Problem description:
Print out every line, exactly as written.

Dataset content:
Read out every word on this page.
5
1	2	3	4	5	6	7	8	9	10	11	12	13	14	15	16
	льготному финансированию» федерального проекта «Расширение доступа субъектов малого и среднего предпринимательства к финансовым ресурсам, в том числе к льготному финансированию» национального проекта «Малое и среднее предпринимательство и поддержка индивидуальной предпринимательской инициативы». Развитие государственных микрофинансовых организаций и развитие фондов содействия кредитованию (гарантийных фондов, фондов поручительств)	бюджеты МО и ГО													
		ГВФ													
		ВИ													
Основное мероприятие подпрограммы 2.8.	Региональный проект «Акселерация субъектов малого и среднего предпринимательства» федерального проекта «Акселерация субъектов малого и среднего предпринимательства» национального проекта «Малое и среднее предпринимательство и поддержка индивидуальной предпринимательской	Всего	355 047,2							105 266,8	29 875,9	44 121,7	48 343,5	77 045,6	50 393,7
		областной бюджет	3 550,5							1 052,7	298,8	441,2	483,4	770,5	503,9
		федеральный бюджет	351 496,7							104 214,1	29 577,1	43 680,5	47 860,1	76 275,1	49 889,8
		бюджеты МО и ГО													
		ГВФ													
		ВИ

Exercise output:
Read out every word on this page.
5
1	2	3	4	5	6	7	8	9	10	11	12	13	14	15	16
	льготному финансированию» федерального проекта «Расширение доступа субъектов малого и среднего предпринимательства к финансовым ресурсам, в том числе к льготному финансированию» национального проекта «Малое и среднее предпринимательство и поддержка индивидуальной предпринимательской инициативы». Развитие государственных микрофинансовых организаций и развитие фондов содействия кредитованию (гарантийных фондов, фондов поручительств)	бюджеты МО и ГО													
		ГВФ													
		ВИ													
Основное мероприятие подпрограммы 2.8.	Региональный проект «Акселерация субъектов малого и среднего предпринимательства» федерального проекта «Акселерация субъектов малого и среднего предпринимательства» национального проекта «Малое и среднее предпринимательство и поддержка индивидуальной предпринимательской	Всего	355 047,2							105 266,8	29 875,9	44 121,7	48 343,5	77 045,6	50 393,7
		областной бюджет	3 550,5							1 052,7	298,8	441,2	483,4	770,5	503,9
		федеральный бюджет	351 496,7							104 214,1	29 577,1	43 680,5	47 860,1	76 275,1	49 889,8
		бюджеты МО и ГО													
		ГВФ													
		ВИ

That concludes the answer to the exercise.